§ **Work to do**
Every record below should be transcribed exactly. Omit the images.

(Data records)
= = = =
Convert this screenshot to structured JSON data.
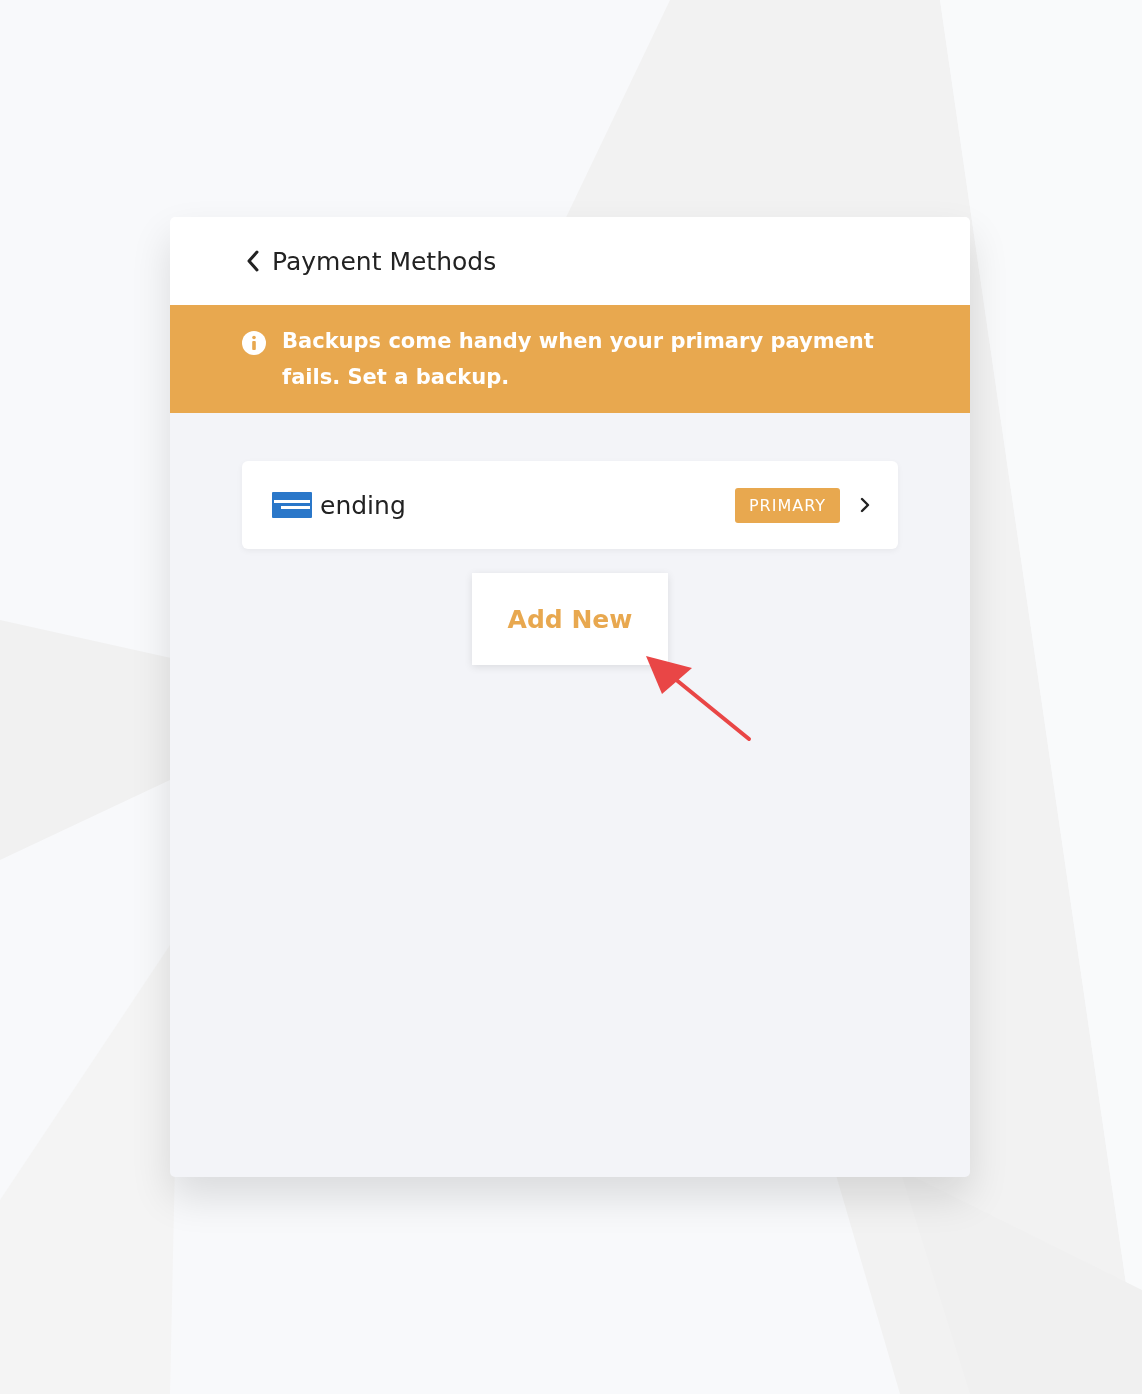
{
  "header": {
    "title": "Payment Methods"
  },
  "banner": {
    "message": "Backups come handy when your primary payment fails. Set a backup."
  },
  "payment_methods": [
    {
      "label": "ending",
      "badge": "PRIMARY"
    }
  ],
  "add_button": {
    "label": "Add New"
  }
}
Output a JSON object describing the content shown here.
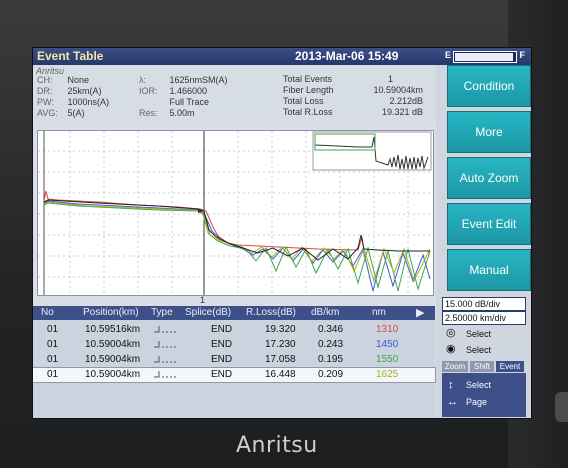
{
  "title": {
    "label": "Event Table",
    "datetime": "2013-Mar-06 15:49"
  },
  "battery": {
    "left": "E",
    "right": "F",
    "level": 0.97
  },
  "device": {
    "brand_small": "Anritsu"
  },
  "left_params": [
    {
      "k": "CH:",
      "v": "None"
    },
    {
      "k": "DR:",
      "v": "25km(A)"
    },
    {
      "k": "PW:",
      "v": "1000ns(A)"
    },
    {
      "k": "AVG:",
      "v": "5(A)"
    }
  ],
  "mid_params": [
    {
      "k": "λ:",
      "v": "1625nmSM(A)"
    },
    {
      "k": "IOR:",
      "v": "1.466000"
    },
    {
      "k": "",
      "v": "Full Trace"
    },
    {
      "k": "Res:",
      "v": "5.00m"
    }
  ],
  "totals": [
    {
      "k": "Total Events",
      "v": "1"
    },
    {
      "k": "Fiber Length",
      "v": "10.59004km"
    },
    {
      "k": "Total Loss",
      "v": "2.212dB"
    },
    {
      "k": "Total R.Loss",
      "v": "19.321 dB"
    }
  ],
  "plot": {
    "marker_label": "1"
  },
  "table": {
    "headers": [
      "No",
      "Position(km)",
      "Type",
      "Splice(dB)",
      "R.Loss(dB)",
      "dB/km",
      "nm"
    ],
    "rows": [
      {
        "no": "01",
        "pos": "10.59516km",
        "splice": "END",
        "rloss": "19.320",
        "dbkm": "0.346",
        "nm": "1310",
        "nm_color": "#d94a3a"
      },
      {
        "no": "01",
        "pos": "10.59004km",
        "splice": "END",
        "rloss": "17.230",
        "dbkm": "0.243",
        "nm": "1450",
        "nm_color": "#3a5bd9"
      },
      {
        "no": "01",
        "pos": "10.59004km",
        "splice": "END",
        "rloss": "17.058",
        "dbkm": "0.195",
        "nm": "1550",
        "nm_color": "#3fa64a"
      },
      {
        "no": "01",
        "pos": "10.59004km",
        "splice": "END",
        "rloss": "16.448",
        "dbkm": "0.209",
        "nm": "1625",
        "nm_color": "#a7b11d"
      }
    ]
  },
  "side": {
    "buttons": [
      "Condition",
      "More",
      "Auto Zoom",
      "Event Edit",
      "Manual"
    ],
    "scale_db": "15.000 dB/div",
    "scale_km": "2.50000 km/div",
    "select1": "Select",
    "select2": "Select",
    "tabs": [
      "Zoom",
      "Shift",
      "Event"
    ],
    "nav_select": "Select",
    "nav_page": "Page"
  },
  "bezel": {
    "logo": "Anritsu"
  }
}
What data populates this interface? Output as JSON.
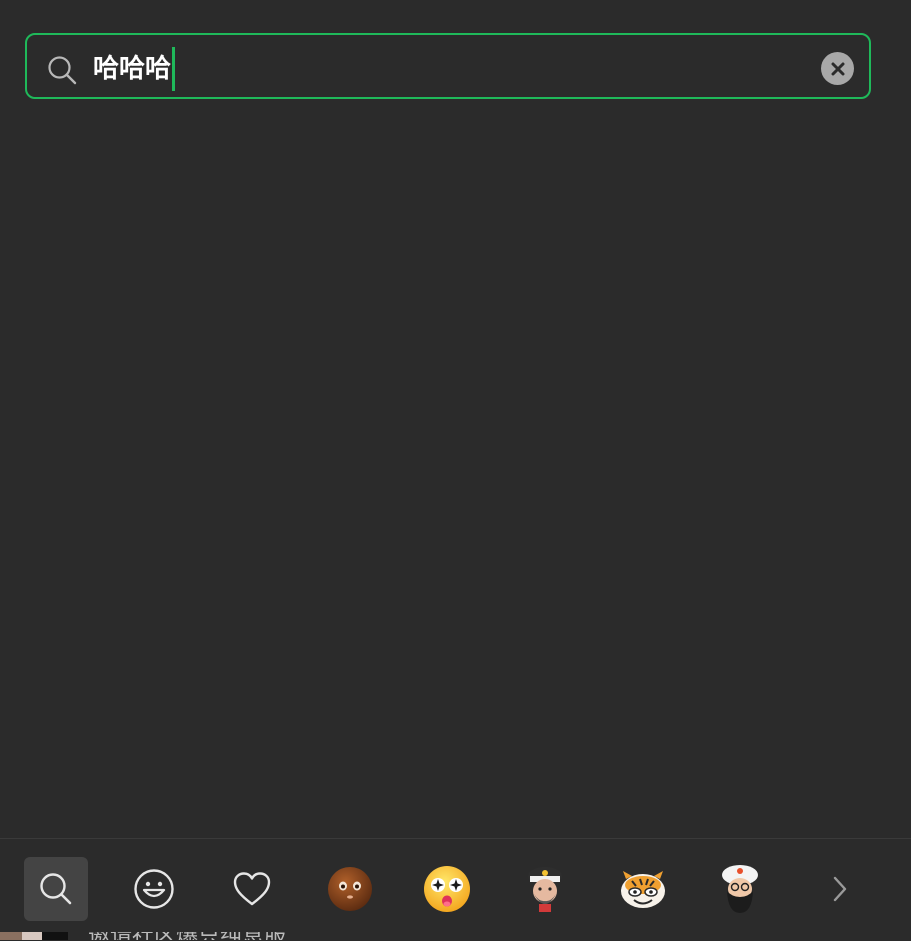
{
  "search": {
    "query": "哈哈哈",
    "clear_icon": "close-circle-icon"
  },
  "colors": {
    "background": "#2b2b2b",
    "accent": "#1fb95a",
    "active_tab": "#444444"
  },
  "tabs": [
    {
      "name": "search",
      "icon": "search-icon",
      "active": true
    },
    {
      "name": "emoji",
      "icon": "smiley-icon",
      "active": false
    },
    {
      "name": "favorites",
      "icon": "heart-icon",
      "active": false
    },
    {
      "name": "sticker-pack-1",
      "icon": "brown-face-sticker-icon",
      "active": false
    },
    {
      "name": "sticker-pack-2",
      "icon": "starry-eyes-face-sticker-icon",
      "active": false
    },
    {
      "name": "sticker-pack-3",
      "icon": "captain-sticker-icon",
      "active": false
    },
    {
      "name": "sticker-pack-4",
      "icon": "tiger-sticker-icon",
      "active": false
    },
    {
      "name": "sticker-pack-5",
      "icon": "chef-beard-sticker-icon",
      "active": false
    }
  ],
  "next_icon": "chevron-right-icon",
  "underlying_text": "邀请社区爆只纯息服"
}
= = = =
§ **Full output**
Convert this screenshot to structured JSON data.
{
  "header": {
    "title": "Payment Methods"
  },
  "banner": {
    "message": "Backups come handy when your primary payment fails. Set a backup."
  },
  "payment_methods": [
    {
      "label": "ending",
      "badge": "PRIMARY"
    }
  ],
  "add_button": {
    "label": "Add New"
  }
}
Output a JSON object describing the content shown here.
{
  "title": {
    "label": "Event Table",
    "datetime": "2013-Mar-06 15:49"
  },
  "battery": {
    "left": "E",
    "right": "F",
    "level": 0.97
  },
  "device": {
    "brand_small": "Anritsu"
  },
  "left_params": [
    {
      "k": "CH:",
      "v": "None"
    },
    {
      "k": "DR:",
      "v": "25km(A)"
    },
    {
      "k": "PW:",
      "v": "1000ns(A)"
    },
    {
      "k": "AVG:",
      "v": "5(A)"
    }
  ],
  "mid_params": [
    {
      "k": "λ:",
      "v": "1625nmSM(A)"
    },
    {
      "k": "IOR:",
      "v": "1.466000"
    },
    {
      "k": "",
      "v": "Full Trace"
    },
    {
      "k": "Res:",
      "v": "5.00m"
    }
  ],
  "totals": [
    {
      "k": "Total Events",
      "v": "1"
    },
    {
      "k": "Fiber Length",
      "v": "10.59004km"
    },
    {
      "k": "Total Loss",
      "v": "2.212dB"
    },
    {
      "k": "Total R.Loss",
      "v": "19.321 dB"
    }
  ],
  "plot": {
    "marker_label": "1"
  },
  "table": {
    "headers": [
      "No",
      "Position(km)",
      "Type",
      "Splice(dB)",
      "R.Loss(dB)",
      "dB/km",
      "nm"
    ],
    "rows": [
      {
        "no": "01",
        "pos": "10.59516km",
        "splice": "END",
        "rloss": "19.320",
        "dbkm": "0.346",
        "nm": "1310",
        "nm_color": "#d94a3a"
      },
      {
        "no": "01",
        "pos": "10.59004km",
        "splice": "END",
        "rloss": "17.230",
        "dbkm": "0.243",
        "nm": "1450",
        "nm_color": "#3a5bd9"
      },
      {
        "no": "01",
        "pos": "10.59004km",
        "splice": "END",
        "rloss": "17.058",
        "dbkm": "0.195",
        "nm": "1550",
        "nm_color": "#3fa64a"
      },
      {
        "no": "01",
        "pos": "10.59004km",
        "splice": "END",
        "rloss": "16.448",
        "dbkm": "0.209",
        "nm": "1625",
        "nm_color": "#a7b11d"
      }
    ]
  },
  "side": {
    "buttons": [
      "Condition",
      "More",
      "Auto Zoom",
      "Event Edit",
      "Manual"
    ],
    "scale_db": "15.000 dB/div",
    "scale_km": "2.50000 km/div",
    "select1": "Select",
    "select2": "Select",
    "tabs": [
      "Zoom",
      "Shift",
      "Event"
    ],
    "nav_select": "Select",
    "nav_page": "Page"
  },
  "bezel": {
    "logo": "Anritsu"
  }
}
What data populates this interface? Output as JSON.
{
  "search": {
    "query": "哈哈哈",
    "clear_icon": "close-circle-icon"
  },
  "colors": {
    "background": "#2b2b2b",
    "accent": "#1fb95a",
    "active_tab": "#444444"
  },
  "tabs": [
    {
      "name": "search",
      "icon": "search-icon",
      "active": true
    },
    {
      "name": "emoji",
      "icon": "smiley-icon",
      "active": false
    },
    {
      "name": "favorites",
      "icon": "heart-icon",
      "active": false
    },
    {
      "name": "sticker-pack-1",
      "icon": "brown-face-sticker-icon",
      "active": false
    },
    {
      "name": "sticker-pack-2",
      "icon": "starry-eyes-face-sticker-icon",
      "active": false
    },
    {
      "name": "sticker-pack-3",
      "icon": "captain-sticker-icon",
      "active": false
    },
    {
      "name": "sticker-pack-4",
      "icon": "tiger-sticker-icon",
      "active": false
    },
    {
      "name": "sticker-pack-5",
      "icon": "chef-beard-sticker-icon",
      "active": false
    }
  ],
  "next_icon": "chevron-right-icon",
  "underlying_text": "邀请社区爆只纯息服"
}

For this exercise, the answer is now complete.